Extracted records:
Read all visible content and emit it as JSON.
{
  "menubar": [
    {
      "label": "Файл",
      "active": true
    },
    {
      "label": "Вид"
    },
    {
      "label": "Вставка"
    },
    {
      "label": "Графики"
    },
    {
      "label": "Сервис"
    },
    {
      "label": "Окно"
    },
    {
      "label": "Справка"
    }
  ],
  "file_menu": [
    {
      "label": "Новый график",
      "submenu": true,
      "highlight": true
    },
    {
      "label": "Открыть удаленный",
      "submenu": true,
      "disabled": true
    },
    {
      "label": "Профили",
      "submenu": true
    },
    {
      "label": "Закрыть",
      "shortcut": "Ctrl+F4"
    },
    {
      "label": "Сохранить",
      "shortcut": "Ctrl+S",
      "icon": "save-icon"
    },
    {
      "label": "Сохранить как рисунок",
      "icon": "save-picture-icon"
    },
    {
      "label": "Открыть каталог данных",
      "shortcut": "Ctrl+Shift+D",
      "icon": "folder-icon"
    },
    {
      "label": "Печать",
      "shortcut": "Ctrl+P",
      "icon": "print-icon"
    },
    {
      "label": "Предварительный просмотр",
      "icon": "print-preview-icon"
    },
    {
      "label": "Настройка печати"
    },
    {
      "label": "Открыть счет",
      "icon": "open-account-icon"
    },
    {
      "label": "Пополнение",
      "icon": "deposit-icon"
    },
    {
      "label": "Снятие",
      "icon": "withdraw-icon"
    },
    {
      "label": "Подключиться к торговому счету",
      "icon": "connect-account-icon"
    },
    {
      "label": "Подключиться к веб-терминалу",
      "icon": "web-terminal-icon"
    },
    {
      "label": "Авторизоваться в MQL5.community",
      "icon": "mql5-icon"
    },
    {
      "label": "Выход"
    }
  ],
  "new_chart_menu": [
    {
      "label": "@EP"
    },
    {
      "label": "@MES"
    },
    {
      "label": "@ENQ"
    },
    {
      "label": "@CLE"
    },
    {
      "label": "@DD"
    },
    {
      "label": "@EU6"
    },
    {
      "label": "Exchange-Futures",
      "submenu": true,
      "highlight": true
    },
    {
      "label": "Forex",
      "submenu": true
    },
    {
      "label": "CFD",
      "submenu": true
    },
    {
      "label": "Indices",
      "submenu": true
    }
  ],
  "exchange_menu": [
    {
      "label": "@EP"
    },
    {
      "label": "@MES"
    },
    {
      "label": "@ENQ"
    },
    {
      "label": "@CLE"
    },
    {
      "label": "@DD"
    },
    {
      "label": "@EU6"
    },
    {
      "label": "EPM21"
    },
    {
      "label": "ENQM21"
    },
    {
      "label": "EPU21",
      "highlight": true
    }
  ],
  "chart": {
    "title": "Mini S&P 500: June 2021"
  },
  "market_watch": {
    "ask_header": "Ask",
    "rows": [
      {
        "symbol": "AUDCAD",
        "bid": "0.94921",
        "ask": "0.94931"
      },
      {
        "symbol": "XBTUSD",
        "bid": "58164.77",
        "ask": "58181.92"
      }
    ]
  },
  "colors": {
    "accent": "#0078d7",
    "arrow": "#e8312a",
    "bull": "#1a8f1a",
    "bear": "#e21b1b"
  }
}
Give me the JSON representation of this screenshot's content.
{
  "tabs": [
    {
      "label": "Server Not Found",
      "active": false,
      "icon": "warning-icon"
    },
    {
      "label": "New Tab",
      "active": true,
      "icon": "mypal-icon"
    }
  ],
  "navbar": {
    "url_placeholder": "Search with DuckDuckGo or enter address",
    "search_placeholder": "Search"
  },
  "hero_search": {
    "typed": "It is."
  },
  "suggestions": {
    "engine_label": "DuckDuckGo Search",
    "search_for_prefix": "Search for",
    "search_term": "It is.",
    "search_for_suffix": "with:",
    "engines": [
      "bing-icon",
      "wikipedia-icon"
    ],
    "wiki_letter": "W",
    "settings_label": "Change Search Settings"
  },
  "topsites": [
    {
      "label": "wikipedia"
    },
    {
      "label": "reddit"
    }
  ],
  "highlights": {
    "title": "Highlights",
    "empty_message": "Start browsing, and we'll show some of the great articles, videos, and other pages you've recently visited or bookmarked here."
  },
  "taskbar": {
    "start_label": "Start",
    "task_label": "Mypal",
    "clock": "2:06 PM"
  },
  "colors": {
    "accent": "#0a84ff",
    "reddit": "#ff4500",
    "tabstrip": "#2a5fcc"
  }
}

● GIVEN INSTRUCTION
All of the records must be retyped exactly as they are.

● OUTPUT BELOW
Read all visible content and emit it as JSON.
{
  "menubar": [
    {
      "label": "Файл",
      "active": true
    },
    {
      "label": "Вид"
    },
    {
      "label": "Вставка"
    },
    {
      "label": "Графики"
    },
    {
      "label": "Сервис"
    },
    {
      "label": "Окно"
    },
    {
      "label": "Справка"
    }
  ],
  "file_menu": [
    {
      "label": "Новый график",
      "submenu": true,
      "highlight": true
    },
    {
      "label": "Открыть удаленный",
      "submenu": true,
      "disabled": true
    },
    {
      "label": "Профили",
      "submenu": true
    },
    {
      "label": "Закрыть",
      "shortcut": "Ctrl+F4"
    },
    {
      "label": "Сохранить",
      "shortcut": "Ctrl+S",
      "icon": "save-icon"
    },
    {
      "label": "Сохранить как рисунок",
      "icon": "save-picture-icon"
    },
    {
      "label": "Открыть каталог данных",
      "shortcut": "Ctrl+Shift+D",
      "icon": "folder-icon"
    },
    {
      "label": "Печать",
      "shortcut": "Ctrl+P",
      "icon": "print-icon"
    },
    {
      "label": "Предварительный просмотр",
      "icon": "print-preview-icon"
    },
    {
      "label": "Настройка печати"
    },
    {
      "label": "Открыть счет",
      "icon": "open-account-icon"
    },
    {
      "label": "Пополнение",
      "icon": "deposit-icon"
    },
    {
      "label": "Снятие",
      "icon": "withdraw-icon"
    },
    {
      "label": "Подключиться к торговому счету",
      "icon": "connect-account-icon"
    },
    {
      "label": "Подключиться к веб-терминалу",
      "icon": "web-terminal-icon"
    },
    {
      "label": "Авторизоваться в MQL5.community",
      "icon": "mql5-icon"
    },
    {
      "label": "Выход"
    }
  ],
  "new_chart_menu": [
    {
      "label": "@EP"
    },
    {
      "label": "@MES"
    },
    {
      "label": "@ENQ"
    },
    {
      "label": "@CLE"
    },
    {
      "label": "@DD"
    },
    {
      "label": "@EU6"
    },
    {
      "label": "Exchange-Futures",
      "submenu": true,
      "highlight": true
    },
    {
      "label": "Forex",
      "submenu": true
    },
    {
      "label": "CFD",
      "submenu": true
    },
    {
      "label": "Indices",
      "submenu": true
    }
  ],
  "exchange_menu": [
    {
      "label": "@EP"
    },
    {
      "label": "@MES"
    },
    {
      "label": "@ENQ"
    },
    {
      "label": "@CLE"
    },
    {
      "label": "@DD"
    },
    {
      "label": "@EU6"
    },
    {
      "label": "EPM21"
    },
    {
      "label": "ENQM21"
    },
    {
      "label": "EPU21",
      "highlight": true
    }
  ],
  "chart": {
    "title": "Mini S&P 500: June 2021"
  },
  "market_watch": {
    "ask_header": "Ask",
    "rows": [
      {
        "symbol": "AUDCAD",
        "bid": "0.94921",
        "ask": "0.94931"
      },
      {
        "symbol": "XBTUSD",
        "bid": "58164.77",
        "ask": "58181.92"
      }
    ]
  },
  "colors": {
    "accent": "#0078d7",
    "arrow": "#e8312a",
    "bull": "#1a8f1a",
    "bear": "#e21b1b"
  }
}
Give me the JSON representation of this screenshot's content.
{
  "tabs": [
    {
      "label": "Server Not Found",
      "active": false,
      "icon": "warning-icon"
    },
    {
      "label": "New Tab",
      "active": true,
      "icon": "mypal-icon"
    }
  ],
  "navbar": {
    "url_placeholder": "Search with DuckDuckGo or enter address",
    "search_placeholder": "Search"
  },
  "hero_search": {
    "typed": "It is."
  },
  "suggestions": {
    "engine_label": "DuckDuckGo Search",
    "search_for_prefix": "Search for",
    "search_term": "It is.",
    "search_for_suffix": "with:",
    "engines": [
      "bing-icon",
      "wikipedia-icon"
    ],
    "wiki_letter": "W",
    "settings_label": "Change Search Settings"
  },
  "topsites": [
    {
      "label": "wikipedia"
    },
    {
      "label": "reddit"
    }
  ],
  "highlights": {
    "title": "Highlights",
    "empty_message": "Start browsing, and we'll show some of the great articles, videos, and other pages you've recently visited or bookmarked here."
  },
  "taskbar": {
    "start_label": "Start",
    "task_label": "Mypal",
    "clock": "2:06 PM"
  },
  "colors": {
    "accent": "#0a84ff",
    "reddit": "#ff4500",
    "tabstrip": "#2a5fcc"
  }
}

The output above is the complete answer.